Data entries for graphics:
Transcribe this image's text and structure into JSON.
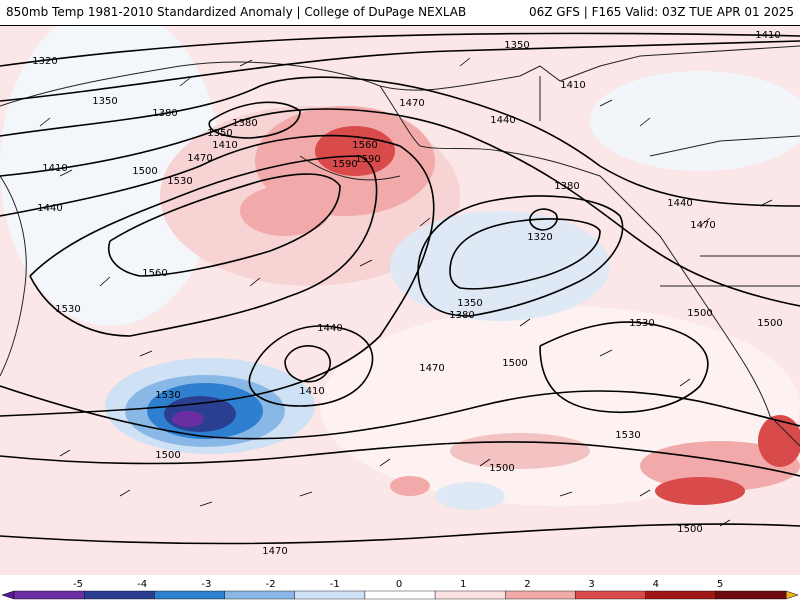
{
  "header": {
    "left_title": "850mb Temp 1981-2010 Standardized Anomaly | College of DuPage NEXLAB",
    "right_title": "06Z GFS  |  F165 Valid: 03Z TUE APR 01 2025"
  },
  "contour_labels": [
    "1320",
    "1350",
    "1380",
    "1410",
    "1440",
    "1470",
    "1500",
    "1530",
    "1560",
    "1590",
    "1350",
    "1380",
    "1410",
    "1470",
    "1500",
    "1530",
    "1560",
    "1590",
    "1320",
    "1350",
    "1380",
    "1410",
    "1440",
    "1470",
    "1500",
    "1530",
    "1440",
    "1410",
    "1500",
    "1530",
    "1500",
    "1470",
    "1500",
    "1500",
    "1530",
    "1380",
    "1350",
    "1410",
    "1440",
    "1470"
  ],
  "colorbar": {
    "ticks": [
      "-5",
      "-4",
      "-3",
      "-2",
      "-1",
      "0",
      "1",
      "2",
      "3",
      "4",
      "5"
    ],
    "colors": [
      "#6b2fa3",
      "#2a3f8f",
      "#2f7fd0",
      "#8ab8e6",
      "#cfe1f4",
      "#ffffff",
      "#fbe0e0",
      "#f1a9a9",
      "#d94b4b",
      "#a11616",
      "#6e0a12"
    ],
    "end_colors": [
      "#5a1a9a",
      "#f0b020"
    ]
  }
}
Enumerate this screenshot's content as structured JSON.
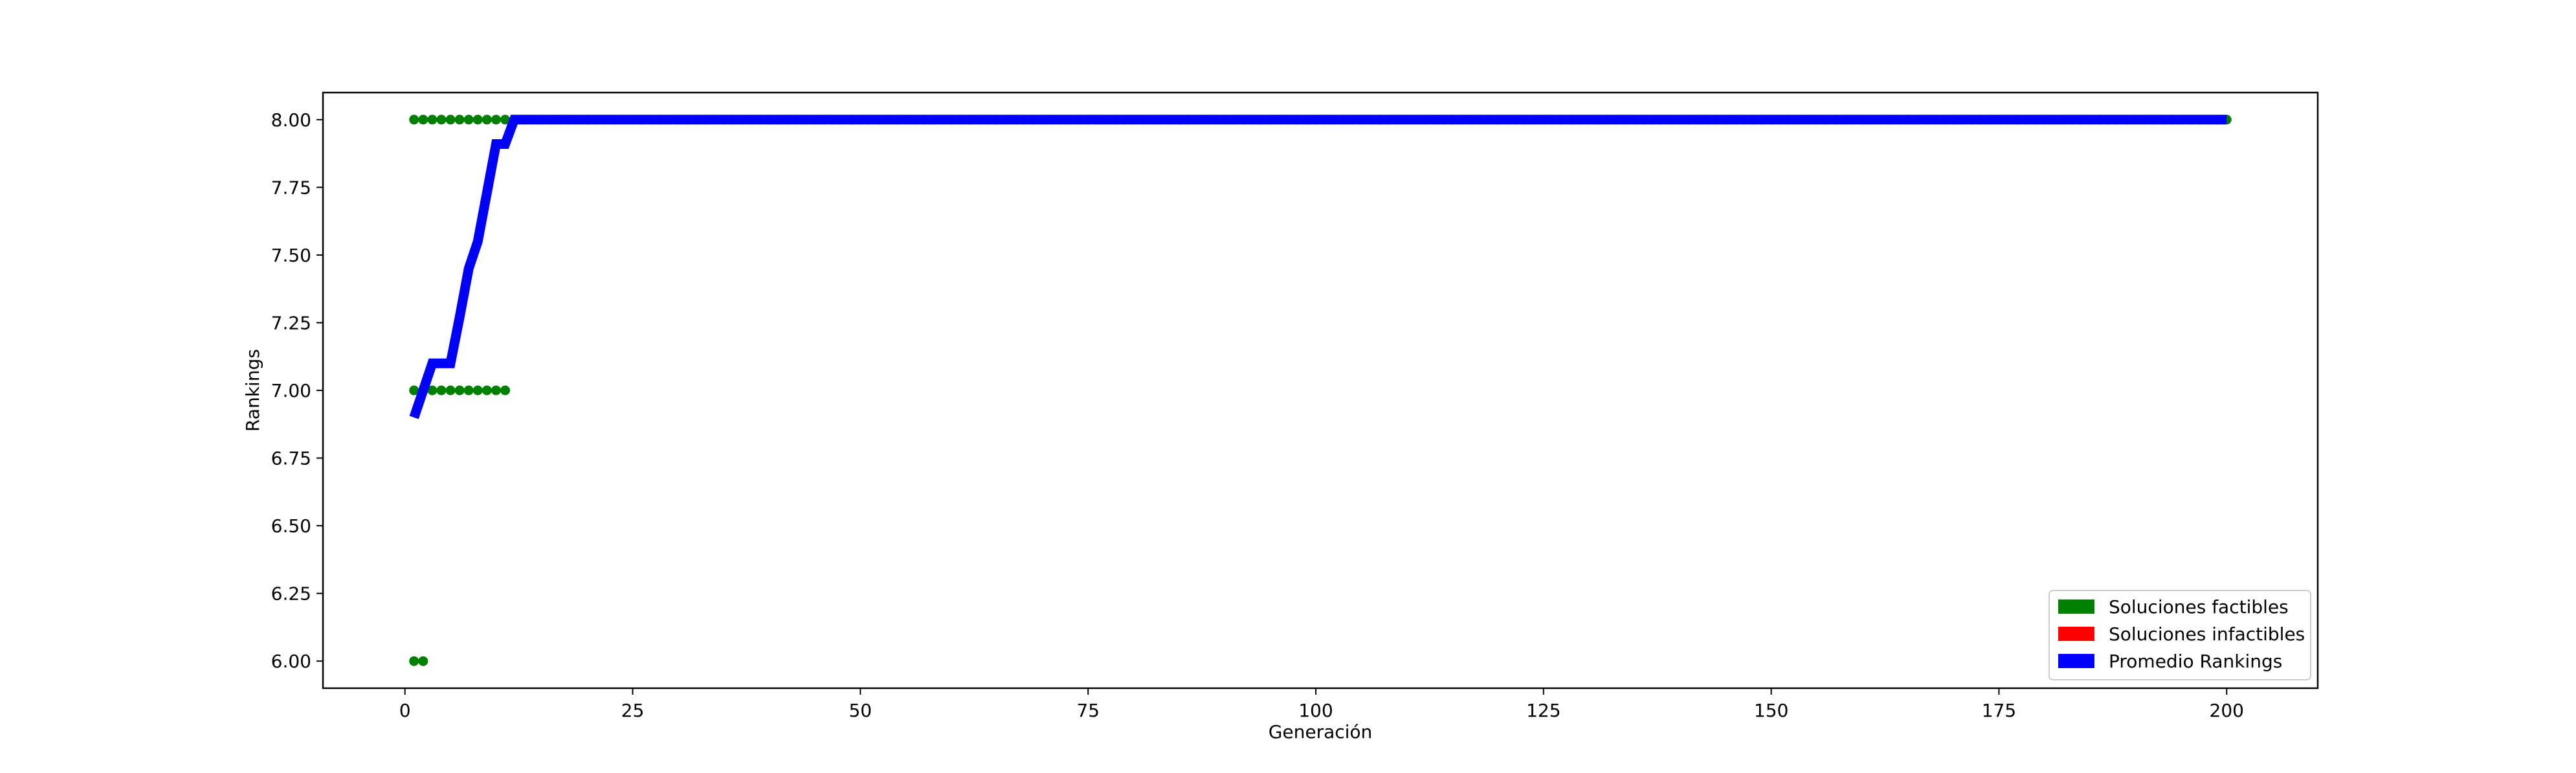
{
  "chart_data": {
    "type": "line",
    "title": "",
    "xlabel": "Generación",
    "ylabel": "Rankings",
    "xlim": [
      -9,
      210
    ],
    "ylim": [
      5.9,
      8.1
    ],
    "xticks": [
      0,
      25,
      50,
      75,
      100,
      125,
      150,
      175,
      200
    ],
    "yticks": [
      6.0,
      6.25,
      6.5,
      6.75,
      7.0,
      7.25,
      7.5,
      7.75,
      8.0
    ],
    "ytick_labels": [
      "6.00",
      "6.25",
      "6.50",
      "6.75",
      "7.00",
      "7.25",
      "7.50",
      "7.75",
      "8.00"
    ],
    "grid": false,
    "legend_position": "lower right",
    "legend": [
      {
        "label": "Soluciones factibles",
        "color": "#008000"
      },
      {
        "label": "Soluciones infactibles",
        "color": "#ff0000"
      },
      {
        "label": "Promedio Rankings",
        "color": "#0000ff"
      }
    ],
    "series": [
      {
        "name": "Soluciones factibles",
        "type": "scatter",
        "color": "#008000",
        "points": [
          [
            1,
            8
          ],
          [
            2,
            8
          ],
          [
            3,
            8
          ],
          [
            4,
            8
          ],
          [
            5,
            8
          ],
          [
            6,
            8
          ],
          [
            7,
            8
          ],
          [
            8,
            8
          ],
          [
            9,
            8
          ],
          [
            10,
            8
          ],
          [
            11,
            8
          ],
          [
            1,
            7
          ],
          [
            2,
            7
          ],
          [
            3,
            7
          ],
          [
            4,
            7
          ],
          [
            5,
            7
          ],
          [
            6,
            7
          ],
          [
            7,
            7
          ],
          [
            8,
            7
          ],
          [
            9,
            7
          ],
          [
            10,
            7
          ],
          [
            11,
            7
          ],
          [
            1,
            6
          ],
          [
            2,
            6
          ]
        ],
        "constant_from": {
          "x_start": 12,
          "x_end": 200,
          "y": 8
        }
      },
      {
        "name": "Soluciones infactibles",
        "type": "scatter",
        "color": "#ff0000",
        "points": []
      },
      {
        "name": "Promedio Rankings",
        "type": "line",
        "color": "#0000ff",
        "x": [
          1,
          2,
          3,
          4,
          5,
          6,
          7,
          8,
          9,
          10,
          11,
          12,
          200
        ],
        "y": [
          6.9,
          7.0,
          7.1,
          7.1,
          7.1,
          7.27,
          7.45,
          7.55,
          7.73,
          7.91,
          7.91,
          8.0,
          8.0
        ]
      }
    ]
  }
}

Task details: In your copy, repeat each record exactly and include no pictures.

Final result:
Transcribe this image's text and structure into JSON.
{
  "header": {
    "left_title": "850mb Temp 1981-2010 Standardized Anomaly | College of DuPage NEXLAB",
    "right_title": "06Z GFS  |  F165 Valid: 03Z TUE APR 01 2025"
  },
  "contour_labels": [
    "1320",
    "1350",
    "1380",
    "1410",
    "1440",
    "1470",
    "1500",
    "1530",
    "1560",
    "1590",
    "1350",
    "1380",
    "1410",
    "1470",
    "1500",
    "1530",
    "1560",
    "1590",
    "1320",
    "1350",
    "1380",
    "1410",
    "1440",
    "1470",
    "1500",
    "1530",
    "1440",
    "1410",
    "1500",
    "1530",
    "1500",
    "1470",
    "1500",
    "1500",
    "1530",
    "1380",
    "1350",
    "1410",
    "1440",
    "1470"
  ],
  "colorbar": {
    "ticks": [
      "-5",
      "-4",
      "-3",
      "-2",
      "-1",
      "0",
      "1",
      "2",
      "3",
      "4",
      "5"
    ],
    "colors": [
      "#6b2fa3",
      "#2a3f8f",
      "#2f7fd0",
      "#8ab8e6",
      "#cfe1f4",
      "#ffffff",
      "#fbe0e0",
      "#f1a9a9",
      "#d94b4b",
      "#a11616",
      "#6e0a12"
    ],
    "end_colors": [
      "#5a1a9a",
      "#f0b020"
    ]
  }
}
Enumerate this screenshot's content as structured JSON.
{
  "chart_data": {
    "type": "line",
    "title": "",
    "xlabel": "Generación",
    "ylabel": "Rankings",
    "xlim": [
      -9,
      210
    ],
    "ylim": [
      5.9,
      8.1
    ],
    "xticks": [
      0,
      25,
      50,
      75,
      100,
      125,
      150,
      175,
      200
    ],
    "yticks": [
      6.0,
      6.25,
      6.5,
      6.75,
      7.0,
      7.25,
      7.5,
      7.75,
      8.0
    ],
    "ytick_labels": [
      "6.00",
      "6.25",
      "6.50",
      "6.75",
      "7.00",
      "7.25",
      "7.50",
      "7.75",
      "8.00"
    ],
    "grid": false,
    "legend_position": "lower right",
    "legend": [
      {
        "label": "Soluciones factibles",
        "color": "#008000"
      },
      {
        "label": "Soluciones infactibles",
        "color": "#ff0000"
      },
      {
        "label": "Promedio Rankings",
        "color": "#0000ff"
      }
    ],
    "series": [
      {
        "name": "Soluciones factibles",
        "type": "scatter",
        "color": "#008000",
        "points": [
          [
            1,
            8
          ],
          [
            2,
            8
          ],
          [
            3,
            8
          ],
          [
            4,
            8
          ],
          [
            5,
            8
          ],
          [
            6,
            8
          ],
          [
            7,
            8
          ],
          [
            8,
            8
          ],
          [
            9,
            8
          ],
          [
            10,
            8
          ],
          [
            11,
            8
          ],
          [
            1,
            7
          ],
          [
            2,
            7
          ],
          [
            3,
            7
          ],
          [
            4,
            7
          ],
          [
            5,
            7
          ],
          [
            6,
            7
          ],
          [
            7,
            7
          ],
          [
            8,
            7
          ],
          [
            9,
            7
          ],
          [
            10,
            7
          ],
          [
            11,
            7
          ],
          [
            1,
            6
          ],
          [
            2,
            6
          ]
        ],
        "constant_from": {
          "x_start": 12,
          "x_end": 200,
          "y": 8
        }
      },
      {
        "name": "Soluciones infactibles",
        "type": "scatter",
        "color": "#ff0000",
        "points": []
      },
      {
        "name": "Promedio Rankings",
        "type": "line",
        "color": "#0000ff",
        "x": [
          1,
          2,
          3,
          4,
          5,
          6,
          7,
          8,
          9,
          10,
          11,
          12,
          200
        ],
        "y": [
          6.9,
          7.0,
          7.1,
          7.1,
          7.1,
          7.27,
          7.45,
          7.55,
          7.73,
          7.91,
          7.91,
          8.0,
          8.0
        ]
      }
    ]
  }
}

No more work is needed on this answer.